─── Data supplied
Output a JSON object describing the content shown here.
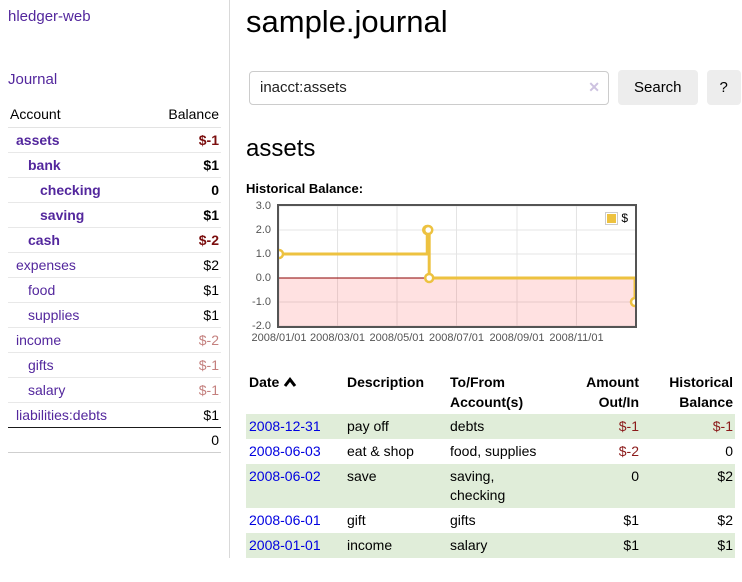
{
  "app_title": "hledger-web",
  "sidebar": {
    "journal_link": "Journal",
    "accounts": {
      "header_account": "Account",
      "header_balance": "Balance",
      "rows": [
        {
          "account": "assets",
          "balance": "$-1",
          "indent": 1,
          "emphasis": "bold",
          "balance_style": "negative-strong"
        },
        {
          "account": "bank",
          "balance": "$1",
          "indent": 2,
          "emphasis": "bold",
          "balance_style": "normal"
        },
        {
          "account": "checking",
          "balance": "0",
          "indent": 3,
          "emphasis": "bold",
          "balance_style": "normal"
        },
        {
          "account": "saving",
          "balance": "$1",
          "indent": 3,
          "emphasis": "bold",
          "balance_style": "normal"
        },
        {
          "account": "cash",
          "balance": "$-2",
          "indent": 2,
          "emphasis": "bold",
          "balance_style": "negative-strong"
        },
        {
          "account": "expenses",
          "balance": "$2",
          "indent": 1,
          "emphasis": "normal",
          "balance_style": "normal"
        },
        {
          "account": "food",
          "balance": "$1",
          "indent": 2,
          "emphasis": "normal",
          "balance_style": "normal"
        },
        {
          "account": "supplies",
          "balance": "$1",
          "indent": 2,
          "emphasis": "normal",
          "balance_style": "normal"
        },
        {
          "account": "income",
          "balance": "$-2",
          "indent": 1,
          "emphasis": "normal",
          "balance_style": "negative-faded"
        },
        {
          "account": "gifts",
          "balance": "$-1",
          "indent": 2,
          "emphasis": "normal",
          "balance_style": "negative-faded"
        },
        {
          "account": "salary",
          "balance": "$-1",
          "indent": 2,
          "emphasis": "normal",
          "balance_style": "negative-faded"
        },
        {
          "account": "liabilities:debts",
          "balance": "$1",
          "indent": 1,
          "emphasis": "normal",
          "balance_style": "normal"
        }
      ],
      "total": "0"
    }
  },
  "main": {
    "title": "sample.journal",
    "search": {
      "value": "inacct:assets",
      "clear_icon": "✕",
      "search_button": "Search",
      "help_button": "?"
    },
    "account_heading": "assets",
    "chart_title": "Historical Balance:"
  },
  "register": {
    "headers": {
      "date": "Date",
      "description": "Description",
      "accounts": "To/From Account(s)",
      "amount": "Amount Out/In",
      "balance": "Historical Balance"
    },
    "rows": [
      {
        "date": "2008-12-31",
        "description": "pay off",
        "accounts": "debts",
        "amount": "$-1",
        "balance": "$-1",
        "amount_style": "negative",
        "balance_style": "negative",
        "shaded": true
      },
      {
        "date": "2008-06-03",
        "description": "eat & shop",
        "accounts": "food, supplies",
        "amount": "$-2",
        "balance": "0",
        "amount_style": "negative",
        "balance_style": "normal",
        "shaded": false
      },
      {
        "date": "2008-06-02",
        "description": "save",
        "accounts": "saving, checking",
        "amount": "0",
        "balance": "$2",
        "amount_style": "normal",
        "balance_style": "normal",
        "shaded": true
      },
      {
        "date": "2008-06-01",
        "description": "gift",
        "accounts": "gifts",
        "amount": "$1",
        "balance": "$2",
        "amount_style": "normal",
        "balance_style": "normal",
        "shaded": false
      },
      {
        "date": "2008-01-01",
        "description": "income",
        "accounts": "salary",
        "amount": "$1",
        "balance": "$1",
        "amount_style": "normal",
        "balance_style": "normal",
        "shaded": true
      }
    ]
  },
  "chart_data": {
    "type": "line",
    "title": "Historical Balance:",
    "step": true,
    "xlim": [
      "2008-01-01",
      "2008-12-31"
    ],
    "ylim": [
      -2,
      3
    ],
    "x_ticks": [
      {
        "date": "2008-01-01",
        "label": "2008/01/01"
      },
      {
        "date": "2008-03-01",
        "label": "2008/03/01"
      },
      {
        "date": "2008-05-01",
        "label": "2008/05/01"
      },
      {
        "date": "2008-07-01",
        "label": "2008/07/01"
      },
      {
        "date": "2008-09-01",
        "label": "2008/09/01"
      },
      {
        "date": "2008-11-01",
        "label": "2008/11/01"
      }
    ],
    "y_ticks": [
      {
        "value": 3,
        "label": "3.0"
      },
      {
        "value": 2,
        "label": "2.0"
      },
      {
        "value": 1,
        "label": "1.0"
      },
      {
        "value": 0,
        "label": "0.0"
      },
      {
        "value": -1,
        "label": "-1.0"
      },
      {
        "value": -2,
        "label": "-2.0"
      }
    ],
    "series": [
      {
        "name": "$",
        "points": [
          {
            "date": "2008-01-01",
            "value": 1
          },
          {
            "date": "2008-06-01",
            "value": 2
          },
          {
            "date": "2008-06-02",
            "value": 2
          },
          {
            "date": "2008-06-03",
            "value": 0
          },
          {
            "date": "2008-12-31",
            "value": -1
          }
        ]
      }
    ],
    "legend_position": "top-right",
    "grid": true,
    "colors": {
      "series": "#edc240",
      "marker_fill": "#ffffff",
      "grid": "#e4e4e4",
      "border": "#545454",
      "negative_zone": "rgba(255,45,45,0.14)",
      "zero_line": "#8b0000",
      "tick_text": "#545454"
    }
  }
}
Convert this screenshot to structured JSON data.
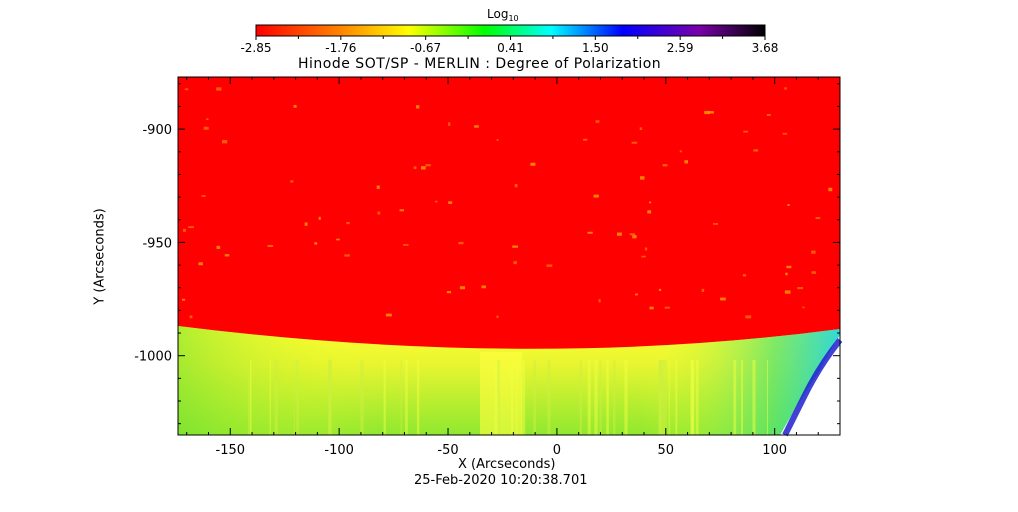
{
  "colorbar": {
    "label": "Log",
    "label_subscript": "10",
    "tick_labels": [
      "-2.85",
      "-1.76",
      "-0.67",
      "0.41",
      "1.50",
      "2.59",
      "3.68"
    ],
    "range": [
      -2.85,
      3.68
    ],
    "colormap": [
      "#ff0000",
      "#ffff00",
      "#00ff00",
      "#00ffff",
      "#0000ff",
      "#8800cc",
      "#000000"
    ]
  },
  "chart_data": {
    "type": "heatmap",
    "title": "Hinode SOT/SP - MERLIN : Degree of Polarization",
    "xlabel": "X (Arcseconds)",
    "ylabel": "Y (Arcseconds)",
    "timestamp": "25-Feb-2020 10:20:38.701",
    "xlim": [
      -174,
      130
    ],
    "ylim": [
      -1035,
      -877
    ],
    "x_ticks": [
      -150,
      -100,
      -50,
      0,
      50,
      100
    ],
    "y_ticks": [
      -900,
      -950,
      -1000
    ],
    "x_tick_labels": [
      "-150",
      "-100",
      "-50",
      "0",
      "50",
      "100"
    ],
    "y_tick_labels": [
      "-900",
      "-950",
      "-1000"
    ],
    "regions": {
      "above_limb_color": "#ff0000",
      "limb_band_color": "#ffff20",
      "on_disk_color": "#a0f030",
      "limb_edge_y": [
        -985,
        -997,
        -985
      ],
      "limb_edge_x": [
        -174,
        -20,
        130
      ]
    }
  }
}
──────
> _The problem_
Return each line in the records that holds the string "Arcseconds".

> _Exercise answer_
    "xlabel": "X (Arcseconds)",
    "ylabel": "Y (Arcseconds)",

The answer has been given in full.